Work to do:
All of the data below must be repeated exactly.
+ + +
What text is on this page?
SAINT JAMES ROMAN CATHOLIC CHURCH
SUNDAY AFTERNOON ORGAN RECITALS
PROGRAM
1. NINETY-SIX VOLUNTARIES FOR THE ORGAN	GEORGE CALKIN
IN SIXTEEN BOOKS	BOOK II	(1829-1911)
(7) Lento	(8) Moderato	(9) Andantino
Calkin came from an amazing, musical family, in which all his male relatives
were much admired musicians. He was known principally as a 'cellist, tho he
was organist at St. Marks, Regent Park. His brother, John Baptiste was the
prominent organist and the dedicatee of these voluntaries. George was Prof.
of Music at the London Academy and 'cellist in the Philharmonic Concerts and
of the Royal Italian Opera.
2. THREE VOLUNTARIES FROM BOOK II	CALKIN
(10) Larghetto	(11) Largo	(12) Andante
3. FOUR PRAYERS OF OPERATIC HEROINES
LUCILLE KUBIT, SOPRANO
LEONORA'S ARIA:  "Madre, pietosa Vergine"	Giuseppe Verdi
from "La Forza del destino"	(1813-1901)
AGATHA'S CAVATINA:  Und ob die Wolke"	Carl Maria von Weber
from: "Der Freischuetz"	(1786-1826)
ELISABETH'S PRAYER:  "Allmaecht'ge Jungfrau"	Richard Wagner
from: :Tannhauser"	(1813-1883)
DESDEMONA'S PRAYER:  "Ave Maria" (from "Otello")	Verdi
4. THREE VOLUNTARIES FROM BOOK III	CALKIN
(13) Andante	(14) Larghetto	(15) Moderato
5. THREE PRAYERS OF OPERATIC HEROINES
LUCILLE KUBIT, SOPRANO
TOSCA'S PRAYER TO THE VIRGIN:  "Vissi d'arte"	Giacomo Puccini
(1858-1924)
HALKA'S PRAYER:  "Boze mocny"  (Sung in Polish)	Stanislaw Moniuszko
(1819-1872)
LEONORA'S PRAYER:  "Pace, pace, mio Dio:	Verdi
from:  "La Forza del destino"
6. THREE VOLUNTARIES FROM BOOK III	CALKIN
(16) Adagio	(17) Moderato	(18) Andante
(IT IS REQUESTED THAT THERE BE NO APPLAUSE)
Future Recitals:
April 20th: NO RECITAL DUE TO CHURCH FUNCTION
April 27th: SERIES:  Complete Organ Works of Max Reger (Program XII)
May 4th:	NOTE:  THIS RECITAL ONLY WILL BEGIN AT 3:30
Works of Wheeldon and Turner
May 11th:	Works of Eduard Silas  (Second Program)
+ + +
Output of the task:
What text is on this page?
SAINT JAMES ROMAN CATHOLIC CHURCH
SUNDAY AFTERNOON ORGAN RECITALS
PROGRAM
1. NINETY-SIX VOLUNTARIES FOR THE ORGAN	GEORGE CALKIN
IN SIXTEEN BOOKS	BOOK II	(1829-1911)
(7) Lento	(8) Moderato	(9) Andantino
Calkin came from an amazing, musical family, in which all his male relatives
were much admired musicians. He was known principally as a 'cellist, tho he
was organist at St. Marks, Regent Park. His brother, John Baptiste was the
prominent organist and the dedicatee of these voluntaries. George was Prof.
of Music at the London Academy and 'cellist in the Philharmonic Concerts and
of the Royal Italian Opera.
2. THREE VOLUNTARIES FROM BOOK II	CALKIN
(10) Larghetto	(11) Largo	(12) Andante
3. FOUR PRAYERS OF OPERATIC HEROINES
LUCILLE KUBIT, SOPRANO
LEONORA'S ARIA:  "Madre, pietosa Vergine"	Giuseppe Verdi
from "La Forza del destino"	(1813-1901)
AGATHA'S CAVATINA:  Und ob die Wolke"	Carl Maria von Weber
from: "Der Freischuetz"	(1786-1826)
ELISABETH'S PRAYER:  "Allmaecht'ge Jungfrau"	Richard Wagner
from: :Tannhauser"	(1813-1883)
DESDEMONA'S PRAYER:  "Ave Maria" (from "Otello")	Verdi
4. THREE VOLUNTARIES FROM BOOK III	CALKIN
(13) Andante	(14) Larghetto	(15) Moderato
5. THREE PRAYERS OF OPERATIC HEROINES
LUCILLE KUBIT, SOPRANO
TOSCA'S PRAYER TO THE VIRGIN:  "Vissi d'arte"	Giacomo Puccini
(1858-1924)
HALKA'S PRAYER:  "Boze mocny"  (Sung in Polish)	Stanislaw Moniuszko
(1819-1872)
LEONORA'S PRAYER:  "Pace, pace, mio Dio:	Verdi
from:  "La Forza del destino"
6. THREE VOLUNTARIES FROM BOOK III	CALKIN
(16) Adagio	(17) Moderato	(18) Andante
(IT IS REQUESTED THAT THERE BE NO APPLAUSE)
Future Recitals:
April 20th: NO RECITAL DUE TO CHURCH FUNCTION
April 27th: SERIES:  Complete Organ Works of Max Reger (Program XII)
May 4th:	NOTE:  THIS RECITAL ONLY WILL BEGIN AT 3:30
Works of Wheeldon and Turner
May 11th:	Works of Eduard Silas  (Second Program)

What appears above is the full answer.